■ **DATA ROWS**:
════════
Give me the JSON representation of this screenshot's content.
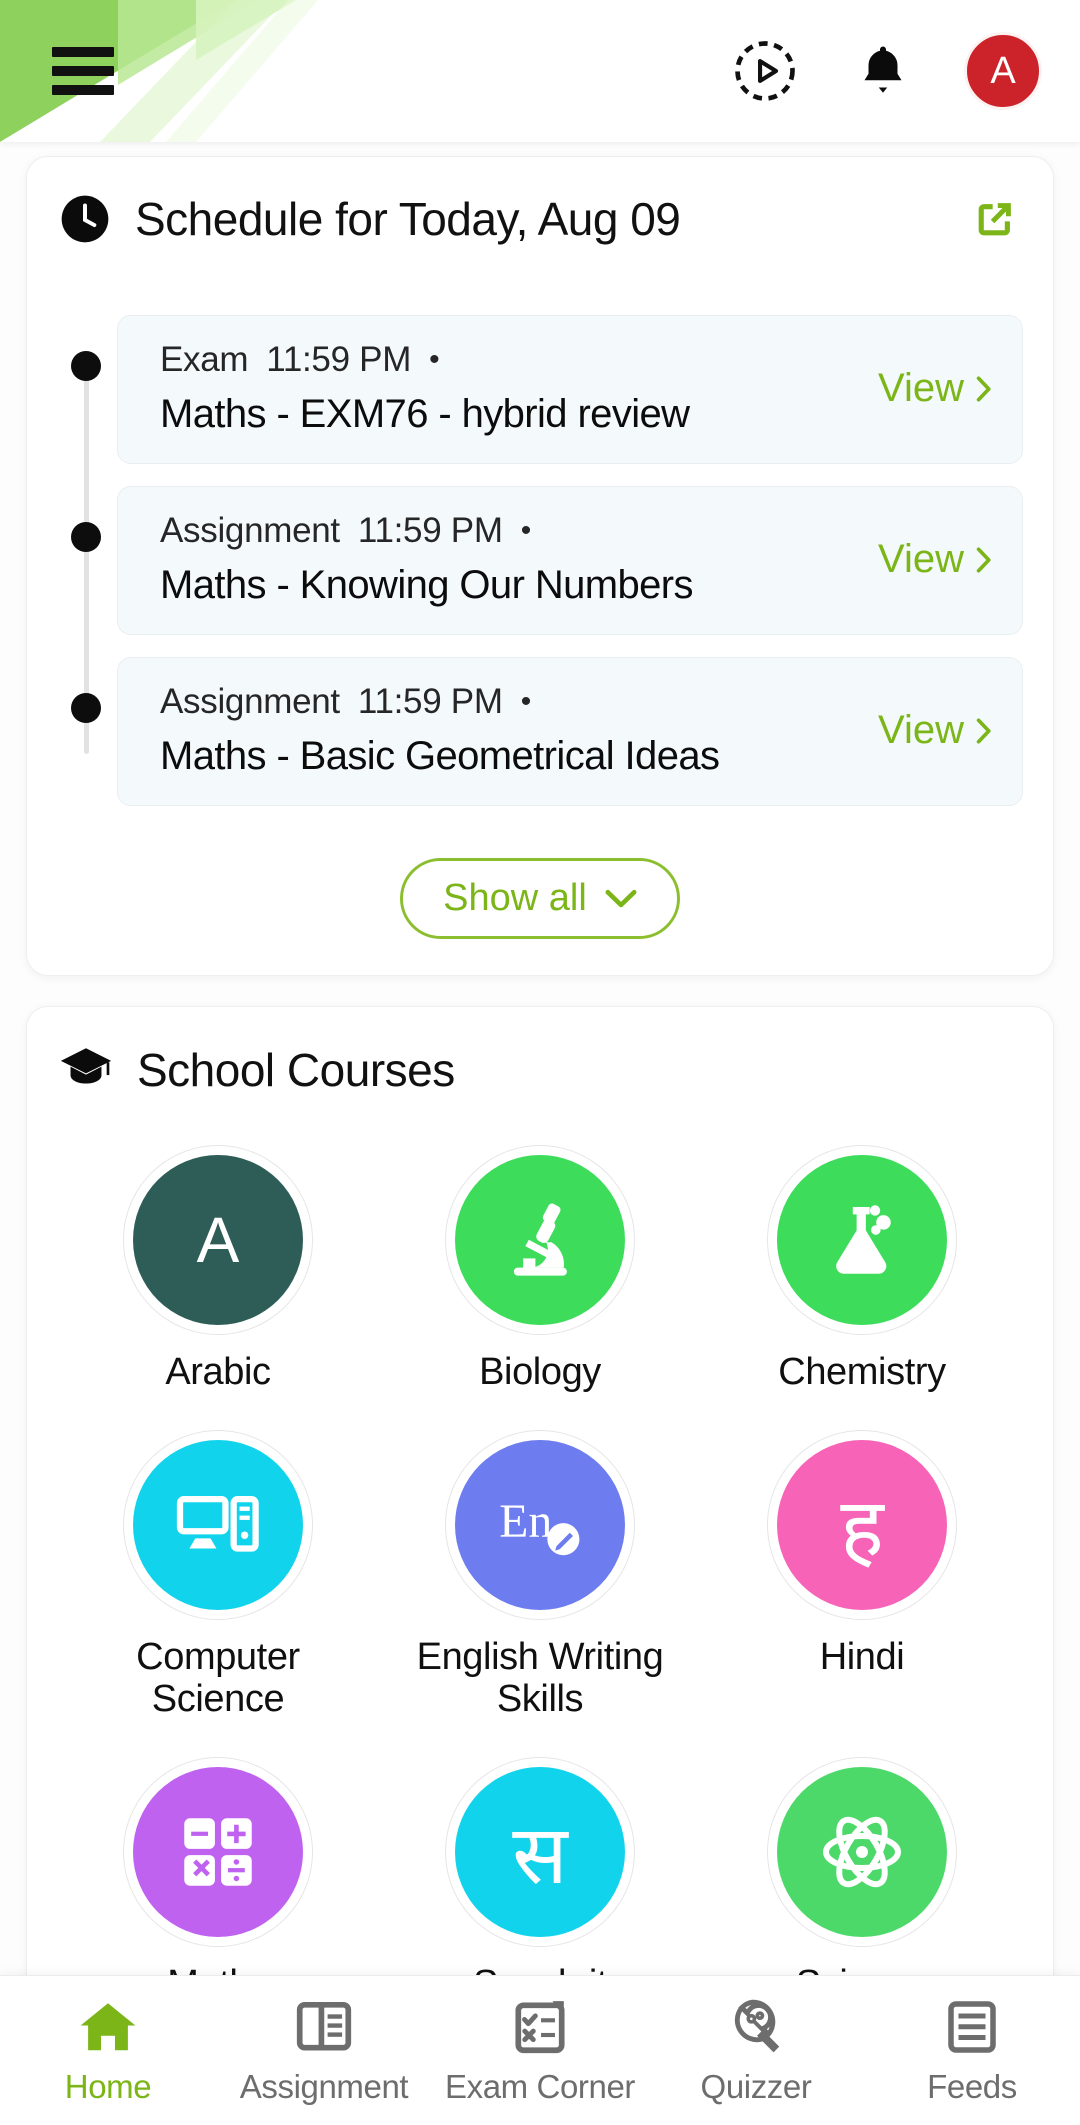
{
  "header": {
    "menu_icon": "hamburger-menu-icon",
    "play_icon": "play-circle-icon",
    "bell_icon": "notification-bell-icon",
    "avatar_initial": "A",
    "avatar_color": "#cc2229",
    "accent_color": "#7cb518"
  },
  "schedule": {
    "icon": "clock-icon",
    "title": "Schedule for Today, Aug 09",
    "expand_icon": "external-link-icon",
    "items": [
      {
        "type": "Exam",
        "time": "11:59 PM",
        "bullet": "•",
        "title": "Maths - EXM76  -  hybrid review",
        "action": "View"
      },
      {
        "type": "Assignment",
        "time": "11:59 PM",
        "bullet": "•",
        "title": "Maths - Knowing Our Numbers",
        "action": "View"
      },
      {
        "type": "Assignment",
        "time": "11:59 PM",
        "bullet": "•",
        "title": "Maths - Basic Geometrical Ideas",
        "action": "View"
      }
    ],
    "show_all_label": "Show all"
  },
  "courses": {
    "icon": "graduation-cap-icon",
    "title": "School Courses",
    "items": [
      {
        "label": "Arabic",
        "glyph": "A",
        "glyph_type": "letter",
        "color": "#2d5d56",
        "icon": "letter-a-icon"
      },
      {
        "label": "Biology",
        "glyph": "",
        "glyph_type": "svg",
        "color": "#3ddc5b",
        "icon": "microscope-icon"
      },
      {
        "label": "Chemistry",
        "glyph": "",
        "glyph_type": "svg",
        "color": "#3ddc5b",
        "icon": "flask-icon"
      },
      {
        "label": "Computer Science",
        "glyph": "",
        "glyph_type": "svg",
        "color": "#11d3ec",
        "icon": "desktop-computer-icon"
      },
      {
        "label": "English Writing Skills",
        "glyph": "En",
        "glyph_type": "svg",
        "color": "#6d7cee",
        "icon": "en-pencil-icon"
      },
      {
        "label": "Hindi",
        "glyph": "ह",
        "glyph_type": "letter-light",
        "color": "#f663b7",
        "icon": "devanagari-ha-icon"
      },
      {
        "label": "Maths",
        "glyph": "",
        "glyph_type": "svg",
        "color": "#c062f0",
        "icon": "calculator-icon"
      },
      {
        "label": "Sanskrit",
        "glyph": "स",
        "glyph_type": "letter-light",
        "color": "#11d3ec",
        "icon": "devanagari-sa-icon"
      },
      {
        "label": "Science",
        "glyph": "",
        "glyph_type": "svg",
        "color": "#4dd86a",
        "icon": "atom-icon"
      }
    ]
  },
  "bottom_nav": {
    "items": [
      {
        "label": "Home",
        "icon": "home-icon",
        "active": true
      },
      {
        "label": "Assignment",
        "icon": "book-icon",
        "active": false
      },
      {
        "label": "Exam Corner",
        "icon": "clipboard-icon",
        "active": false
      },
      {
        "label": "Quizzer",
        "icon": "lightbulb-icon",
        "active": false
      },
      {
        "label": "Feeds",
        "icon": "feed-icon",
        "active": false
      }
    ]
  }
}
════════
■ **WHAT THIS TASK INVOLVES**:
Each line that contains the word "title" counts toward the total; give only that total.

■ **FINAL RESULT**:
5